_TASK BRIEF_
Pull every line that holds the word "Saint" from the entries.

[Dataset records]
'''
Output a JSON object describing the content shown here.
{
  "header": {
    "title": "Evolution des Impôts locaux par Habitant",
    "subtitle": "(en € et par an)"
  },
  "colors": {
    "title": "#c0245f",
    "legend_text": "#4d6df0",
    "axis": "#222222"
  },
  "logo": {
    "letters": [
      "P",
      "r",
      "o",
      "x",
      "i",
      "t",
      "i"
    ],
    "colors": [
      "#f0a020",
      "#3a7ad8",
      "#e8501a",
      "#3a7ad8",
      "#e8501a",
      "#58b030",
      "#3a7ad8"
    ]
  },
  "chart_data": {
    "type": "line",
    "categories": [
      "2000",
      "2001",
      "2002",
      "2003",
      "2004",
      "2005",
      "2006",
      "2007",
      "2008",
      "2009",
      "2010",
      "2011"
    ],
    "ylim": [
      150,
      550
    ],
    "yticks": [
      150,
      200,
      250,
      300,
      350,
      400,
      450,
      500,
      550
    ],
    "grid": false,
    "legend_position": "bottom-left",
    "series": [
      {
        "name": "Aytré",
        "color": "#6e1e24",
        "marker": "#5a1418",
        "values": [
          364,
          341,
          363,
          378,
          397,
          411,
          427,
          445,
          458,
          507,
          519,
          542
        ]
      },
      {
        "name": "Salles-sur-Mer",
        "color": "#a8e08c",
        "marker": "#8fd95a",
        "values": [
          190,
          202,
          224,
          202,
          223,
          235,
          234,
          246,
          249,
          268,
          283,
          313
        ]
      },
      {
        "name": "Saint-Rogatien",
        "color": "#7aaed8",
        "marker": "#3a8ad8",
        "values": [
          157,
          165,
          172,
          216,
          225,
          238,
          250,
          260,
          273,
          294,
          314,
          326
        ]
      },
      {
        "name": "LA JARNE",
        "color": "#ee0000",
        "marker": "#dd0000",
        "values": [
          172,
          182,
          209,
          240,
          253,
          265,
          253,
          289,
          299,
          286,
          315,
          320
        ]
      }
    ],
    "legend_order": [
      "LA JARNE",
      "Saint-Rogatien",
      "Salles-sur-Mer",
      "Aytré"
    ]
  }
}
'''
'''
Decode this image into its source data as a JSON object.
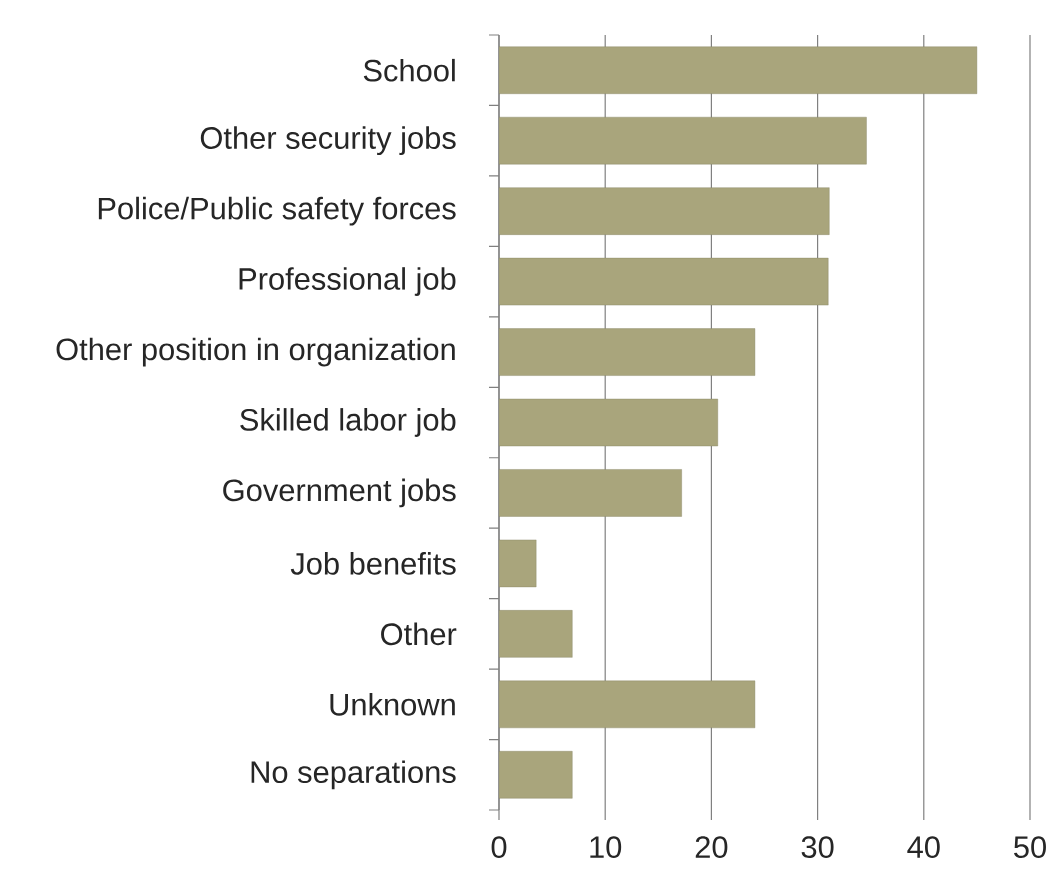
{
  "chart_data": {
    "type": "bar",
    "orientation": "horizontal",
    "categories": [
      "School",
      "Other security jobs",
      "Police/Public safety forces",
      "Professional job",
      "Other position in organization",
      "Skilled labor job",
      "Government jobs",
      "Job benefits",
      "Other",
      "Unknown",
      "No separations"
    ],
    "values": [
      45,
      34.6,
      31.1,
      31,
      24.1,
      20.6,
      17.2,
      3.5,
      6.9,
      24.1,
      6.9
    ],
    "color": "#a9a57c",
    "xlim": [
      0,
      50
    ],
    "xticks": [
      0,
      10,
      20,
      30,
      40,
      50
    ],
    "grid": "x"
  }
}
'''
_SOLUTION TO THE PROBLEM_
        "name": "Saint-Rogatien",
      "Saint-Rogatien",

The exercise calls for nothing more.